Extracted records
:::

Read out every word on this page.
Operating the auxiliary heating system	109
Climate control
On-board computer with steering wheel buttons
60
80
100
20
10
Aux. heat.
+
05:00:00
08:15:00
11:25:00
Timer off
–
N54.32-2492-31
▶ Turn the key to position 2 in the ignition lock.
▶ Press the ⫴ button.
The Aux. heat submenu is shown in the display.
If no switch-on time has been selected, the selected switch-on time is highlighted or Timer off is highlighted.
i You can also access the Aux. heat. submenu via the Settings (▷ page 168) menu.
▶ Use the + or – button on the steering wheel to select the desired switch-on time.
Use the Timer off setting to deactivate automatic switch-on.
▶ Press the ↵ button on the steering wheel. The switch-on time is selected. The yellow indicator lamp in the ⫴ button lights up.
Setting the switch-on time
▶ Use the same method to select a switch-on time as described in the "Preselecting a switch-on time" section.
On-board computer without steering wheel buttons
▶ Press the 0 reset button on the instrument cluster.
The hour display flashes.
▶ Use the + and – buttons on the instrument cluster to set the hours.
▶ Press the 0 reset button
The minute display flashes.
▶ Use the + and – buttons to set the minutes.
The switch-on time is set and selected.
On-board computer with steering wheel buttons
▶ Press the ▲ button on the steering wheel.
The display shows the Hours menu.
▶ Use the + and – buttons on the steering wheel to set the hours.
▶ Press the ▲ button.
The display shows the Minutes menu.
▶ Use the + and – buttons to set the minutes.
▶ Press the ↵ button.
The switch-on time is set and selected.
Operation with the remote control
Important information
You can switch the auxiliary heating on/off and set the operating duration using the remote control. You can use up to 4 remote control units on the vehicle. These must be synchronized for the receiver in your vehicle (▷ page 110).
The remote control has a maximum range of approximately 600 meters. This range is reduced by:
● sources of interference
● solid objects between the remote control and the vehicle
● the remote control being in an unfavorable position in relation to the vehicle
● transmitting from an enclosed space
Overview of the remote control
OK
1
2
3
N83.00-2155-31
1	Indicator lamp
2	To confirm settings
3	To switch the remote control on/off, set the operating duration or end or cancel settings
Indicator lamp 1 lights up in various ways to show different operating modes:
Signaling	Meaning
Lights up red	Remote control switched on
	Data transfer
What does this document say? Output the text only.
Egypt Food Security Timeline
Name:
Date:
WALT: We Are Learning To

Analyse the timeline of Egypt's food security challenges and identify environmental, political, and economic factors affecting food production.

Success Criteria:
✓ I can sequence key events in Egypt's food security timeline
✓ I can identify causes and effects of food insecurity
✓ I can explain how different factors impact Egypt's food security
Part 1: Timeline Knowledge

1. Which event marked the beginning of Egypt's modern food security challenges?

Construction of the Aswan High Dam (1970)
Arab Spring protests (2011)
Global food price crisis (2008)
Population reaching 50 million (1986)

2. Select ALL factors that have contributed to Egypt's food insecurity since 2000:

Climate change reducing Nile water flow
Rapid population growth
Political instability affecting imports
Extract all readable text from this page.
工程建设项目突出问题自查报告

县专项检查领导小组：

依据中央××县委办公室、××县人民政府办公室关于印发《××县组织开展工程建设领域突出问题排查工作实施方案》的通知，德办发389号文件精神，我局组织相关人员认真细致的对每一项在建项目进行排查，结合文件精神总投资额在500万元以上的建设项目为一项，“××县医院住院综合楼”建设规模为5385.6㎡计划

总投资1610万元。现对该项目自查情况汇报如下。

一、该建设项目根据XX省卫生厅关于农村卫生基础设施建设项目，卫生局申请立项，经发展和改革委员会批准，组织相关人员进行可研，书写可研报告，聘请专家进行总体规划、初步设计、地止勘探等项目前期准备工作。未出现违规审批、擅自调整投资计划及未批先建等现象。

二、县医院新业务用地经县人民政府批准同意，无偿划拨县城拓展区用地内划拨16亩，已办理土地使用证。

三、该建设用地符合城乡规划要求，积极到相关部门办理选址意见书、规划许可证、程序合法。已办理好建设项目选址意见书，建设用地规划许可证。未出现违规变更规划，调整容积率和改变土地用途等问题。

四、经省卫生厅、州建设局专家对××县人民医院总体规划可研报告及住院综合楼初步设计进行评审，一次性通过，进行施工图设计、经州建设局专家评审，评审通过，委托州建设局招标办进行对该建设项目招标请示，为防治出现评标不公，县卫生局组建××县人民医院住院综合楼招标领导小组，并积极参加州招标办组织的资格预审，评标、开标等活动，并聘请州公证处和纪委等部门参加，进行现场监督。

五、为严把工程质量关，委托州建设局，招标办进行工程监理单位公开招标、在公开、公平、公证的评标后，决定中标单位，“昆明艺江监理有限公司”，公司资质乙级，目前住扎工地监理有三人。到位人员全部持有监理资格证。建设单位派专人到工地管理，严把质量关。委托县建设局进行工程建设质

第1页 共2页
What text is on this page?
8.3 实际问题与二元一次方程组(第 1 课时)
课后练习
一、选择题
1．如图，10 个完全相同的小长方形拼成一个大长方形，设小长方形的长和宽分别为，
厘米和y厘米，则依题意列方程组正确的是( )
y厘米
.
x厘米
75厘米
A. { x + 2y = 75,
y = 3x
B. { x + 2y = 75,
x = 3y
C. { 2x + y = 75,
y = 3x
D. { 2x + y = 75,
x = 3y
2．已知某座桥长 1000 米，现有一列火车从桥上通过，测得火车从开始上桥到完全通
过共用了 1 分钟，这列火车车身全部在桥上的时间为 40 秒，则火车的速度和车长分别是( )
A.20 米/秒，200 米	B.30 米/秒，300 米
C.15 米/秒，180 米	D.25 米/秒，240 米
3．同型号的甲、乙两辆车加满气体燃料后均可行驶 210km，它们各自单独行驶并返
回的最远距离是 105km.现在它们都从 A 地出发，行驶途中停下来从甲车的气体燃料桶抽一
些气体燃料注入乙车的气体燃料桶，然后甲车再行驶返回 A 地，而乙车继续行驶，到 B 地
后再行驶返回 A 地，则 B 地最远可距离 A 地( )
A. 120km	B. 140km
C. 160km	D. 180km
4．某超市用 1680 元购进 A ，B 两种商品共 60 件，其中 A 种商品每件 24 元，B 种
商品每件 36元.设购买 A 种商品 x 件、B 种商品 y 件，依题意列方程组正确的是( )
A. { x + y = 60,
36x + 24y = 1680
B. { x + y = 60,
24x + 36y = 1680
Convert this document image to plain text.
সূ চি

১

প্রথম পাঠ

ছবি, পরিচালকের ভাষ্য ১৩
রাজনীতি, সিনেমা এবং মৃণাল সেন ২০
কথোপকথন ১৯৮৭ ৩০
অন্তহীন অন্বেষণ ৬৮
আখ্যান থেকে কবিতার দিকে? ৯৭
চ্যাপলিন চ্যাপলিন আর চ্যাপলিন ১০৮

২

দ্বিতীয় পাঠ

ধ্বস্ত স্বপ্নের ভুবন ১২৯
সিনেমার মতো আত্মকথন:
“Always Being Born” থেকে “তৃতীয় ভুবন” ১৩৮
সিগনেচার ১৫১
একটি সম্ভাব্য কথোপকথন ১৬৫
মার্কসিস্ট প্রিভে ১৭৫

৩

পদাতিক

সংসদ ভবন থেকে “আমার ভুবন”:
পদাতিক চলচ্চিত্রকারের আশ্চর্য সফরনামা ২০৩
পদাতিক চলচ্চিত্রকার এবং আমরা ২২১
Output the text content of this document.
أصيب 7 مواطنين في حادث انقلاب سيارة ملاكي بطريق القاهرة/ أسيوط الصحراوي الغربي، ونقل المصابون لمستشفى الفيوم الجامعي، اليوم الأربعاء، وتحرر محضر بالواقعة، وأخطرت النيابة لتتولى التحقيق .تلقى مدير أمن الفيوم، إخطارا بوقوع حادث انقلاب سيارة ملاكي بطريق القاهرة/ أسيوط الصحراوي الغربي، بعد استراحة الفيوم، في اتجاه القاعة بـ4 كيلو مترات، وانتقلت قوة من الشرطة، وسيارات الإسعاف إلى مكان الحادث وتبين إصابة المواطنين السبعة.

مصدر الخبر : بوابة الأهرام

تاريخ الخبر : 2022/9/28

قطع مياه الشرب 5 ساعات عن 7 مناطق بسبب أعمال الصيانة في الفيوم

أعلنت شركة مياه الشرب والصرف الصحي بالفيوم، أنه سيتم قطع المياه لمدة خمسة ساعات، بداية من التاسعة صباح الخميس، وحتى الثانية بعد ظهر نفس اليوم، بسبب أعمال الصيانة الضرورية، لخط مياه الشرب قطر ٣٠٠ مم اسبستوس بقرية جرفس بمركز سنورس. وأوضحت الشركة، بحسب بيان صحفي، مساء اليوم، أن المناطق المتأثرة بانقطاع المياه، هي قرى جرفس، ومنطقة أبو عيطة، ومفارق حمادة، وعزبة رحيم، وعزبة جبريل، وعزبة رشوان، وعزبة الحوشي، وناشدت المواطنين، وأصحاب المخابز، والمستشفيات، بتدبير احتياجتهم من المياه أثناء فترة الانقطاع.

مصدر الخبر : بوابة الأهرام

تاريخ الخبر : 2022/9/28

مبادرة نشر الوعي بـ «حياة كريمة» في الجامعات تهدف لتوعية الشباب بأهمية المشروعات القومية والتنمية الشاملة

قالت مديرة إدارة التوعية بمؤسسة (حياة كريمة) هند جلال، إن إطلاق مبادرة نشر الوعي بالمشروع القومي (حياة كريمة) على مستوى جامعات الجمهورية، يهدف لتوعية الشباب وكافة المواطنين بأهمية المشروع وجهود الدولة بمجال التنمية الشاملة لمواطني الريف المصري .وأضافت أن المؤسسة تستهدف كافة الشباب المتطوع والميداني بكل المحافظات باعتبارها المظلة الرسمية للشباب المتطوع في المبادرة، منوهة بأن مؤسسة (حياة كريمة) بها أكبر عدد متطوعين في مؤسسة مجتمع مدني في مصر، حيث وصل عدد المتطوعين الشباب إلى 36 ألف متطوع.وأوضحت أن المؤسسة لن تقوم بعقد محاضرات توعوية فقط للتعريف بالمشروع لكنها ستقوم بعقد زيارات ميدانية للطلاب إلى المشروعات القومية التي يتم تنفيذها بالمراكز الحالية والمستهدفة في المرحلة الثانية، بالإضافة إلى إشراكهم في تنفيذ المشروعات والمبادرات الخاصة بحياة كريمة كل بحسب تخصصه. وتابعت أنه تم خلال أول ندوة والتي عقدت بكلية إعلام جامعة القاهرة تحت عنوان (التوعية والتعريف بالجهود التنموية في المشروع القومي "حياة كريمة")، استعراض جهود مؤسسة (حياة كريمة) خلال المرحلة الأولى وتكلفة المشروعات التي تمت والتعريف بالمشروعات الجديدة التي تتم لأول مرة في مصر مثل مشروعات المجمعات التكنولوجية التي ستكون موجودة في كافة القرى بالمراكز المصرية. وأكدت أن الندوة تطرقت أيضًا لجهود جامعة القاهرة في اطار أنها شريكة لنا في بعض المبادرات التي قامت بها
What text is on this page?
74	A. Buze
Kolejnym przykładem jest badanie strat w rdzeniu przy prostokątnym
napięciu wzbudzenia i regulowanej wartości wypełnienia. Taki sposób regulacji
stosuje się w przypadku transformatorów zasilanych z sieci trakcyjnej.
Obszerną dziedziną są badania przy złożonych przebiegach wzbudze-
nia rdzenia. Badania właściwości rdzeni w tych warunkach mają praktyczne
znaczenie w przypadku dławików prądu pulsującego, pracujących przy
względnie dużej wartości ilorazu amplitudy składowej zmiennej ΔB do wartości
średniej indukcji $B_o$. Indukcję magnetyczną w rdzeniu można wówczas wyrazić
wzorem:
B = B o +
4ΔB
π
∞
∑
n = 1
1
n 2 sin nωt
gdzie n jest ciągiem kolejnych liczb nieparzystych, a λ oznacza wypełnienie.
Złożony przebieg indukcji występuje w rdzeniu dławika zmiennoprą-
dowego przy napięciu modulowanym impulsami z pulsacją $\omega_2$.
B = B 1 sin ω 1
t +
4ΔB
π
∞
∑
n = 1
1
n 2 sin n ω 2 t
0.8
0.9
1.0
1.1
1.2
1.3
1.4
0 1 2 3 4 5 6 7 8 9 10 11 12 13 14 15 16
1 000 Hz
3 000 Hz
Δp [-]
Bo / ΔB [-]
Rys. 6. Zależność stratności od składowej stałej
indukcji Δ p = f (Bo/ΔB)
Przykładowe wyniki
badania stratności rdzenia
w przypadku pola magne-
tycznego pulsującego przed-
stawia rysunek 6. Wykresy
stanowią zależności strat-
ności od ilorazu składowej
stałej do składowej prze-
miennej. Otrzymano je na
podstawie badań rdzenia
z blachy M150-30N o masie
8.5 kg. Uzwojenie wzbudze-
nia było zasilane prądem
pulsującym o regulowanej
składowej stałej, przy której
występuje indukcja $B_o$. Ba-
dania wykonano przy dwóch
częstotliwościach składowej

:::

--- WHAT NEEDS TO BE DONE ---
Copy every line of the listing where the word "insecurity" appears.

--- FINISHED TASK ---
✓ I can identify causes and effects of food insecurity
2. Select ALL factors that have contributed to Egypt's food insecurity since 2000:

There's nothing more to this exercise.